- Exercices à traiter:
a. Recopiez fidèlement le passage du texte allant de « Sur la question » à « d'une autre partie. ».
b. D'après le texte, pour quelle raison le montant de 483,19 € est-il déduit ? Répondez en une à trois phrases.

- Texte:
☆ ☆ ☆ ☆ ☆ ☆ ☆

Il ressort du décompte de l'intimée que celle-ci sollicite un capital restant dû d'un montant de 111.565,27 €, des frais d'assurance pour 64,11 €, outre des intérêts pour une somme de 5.298,19 €, dont il sera déduit le montant de 483,19 €, faute d'information de la caution suite à la défaillance de l'emprunteur entre le 10 février et le 15 avril 2016, soit un total de 116.444,38 €.
Il est donc justifié d'un montant de 5.822,19 € à ce titre.
Sur la question du caractère manifestement disproportionné de ce montant, le seul fait d'actionner une caution ou d'exercer ses droits de créancier lors d'une procédure collective à l'égard d'un débiteur principal ne sauraient constituer des circonstances allant à l'encontre d'une telle clause.
La décision attaquée sera donc infirmée de ce chef et le montant précité de 5.822,19 € sera retenu, portant la somme totale due à 122.256,27 €.
V sur les demandes annexes.
Selon l'article 696 du code de procédure civile la partie perdante est condamnée aux dépens, à moins que le juge, par décision motivée, n'en mette la totalité ou une fraction à la charge d'une autre partie.

☆ ☆ ☆ ☆ ☆ ☆ ☆

- Extrait des données:
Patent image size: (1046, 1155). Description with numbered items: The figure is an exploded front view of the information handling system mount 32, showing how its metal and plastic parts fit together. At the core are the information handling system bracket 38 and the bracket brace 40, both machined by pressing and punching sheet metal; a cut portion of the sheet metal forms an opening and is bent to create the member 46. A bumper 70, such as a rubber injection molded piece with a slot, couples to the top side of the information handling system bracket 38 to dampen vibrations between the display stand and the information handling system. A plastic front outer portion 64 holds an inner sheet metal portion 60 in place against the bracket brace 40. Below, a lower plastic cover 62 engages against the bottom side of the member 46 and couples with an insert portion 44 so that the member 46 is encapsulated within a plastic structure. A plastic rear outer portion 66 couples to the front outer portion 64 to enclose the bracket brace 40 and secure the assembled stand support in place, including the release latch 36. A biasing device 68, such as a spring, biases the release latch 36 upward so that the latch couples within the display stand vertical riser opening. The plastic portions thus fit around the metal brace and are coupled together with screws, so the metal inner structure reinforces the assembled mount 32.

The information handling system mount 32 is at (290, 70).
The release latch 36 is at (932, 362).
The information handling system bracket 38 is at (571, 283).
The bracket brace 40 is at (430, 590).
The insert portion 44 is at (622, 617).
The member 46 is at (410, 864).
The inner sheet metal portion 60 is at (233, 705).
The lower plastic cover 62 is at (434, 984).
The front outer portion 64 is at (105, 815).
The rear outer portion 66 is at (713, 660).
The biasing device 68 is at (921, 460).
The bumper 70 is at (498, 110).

☆ ☆ ☆ ☆ ☆ ☆ ☆

- Corrigés des exercices:
a.
Sur la question du caractère manifestement disproportionné de ce montant, le seul fait d'actionner une caution ou d'exercer ses droits de créancier lors d'une procédure collective à l'égard d'un débiteur principal ne sauraient constituer des circonstances allant à l'encontre d'une telle clause.
La décision attaquée sera donc infirmée de ce chef et le montant précité de 5.822,19 € sera retenu, portant la somme totale due à 122.256,27 €.
V sur les demandes annexes.
Selon l'article 696 du code de procédure civile la partie perdante est condamnée aux dépens, à moins que le juge, par décision motivée, n'en mette la totalité ou une fraction à la charge d'une autre partie.

b. Le montant de 483,19 € est déduit faute d'information de la caution à la suite de la défaillance de l'emprunteur entre le 10 février et le 15 avril 2016.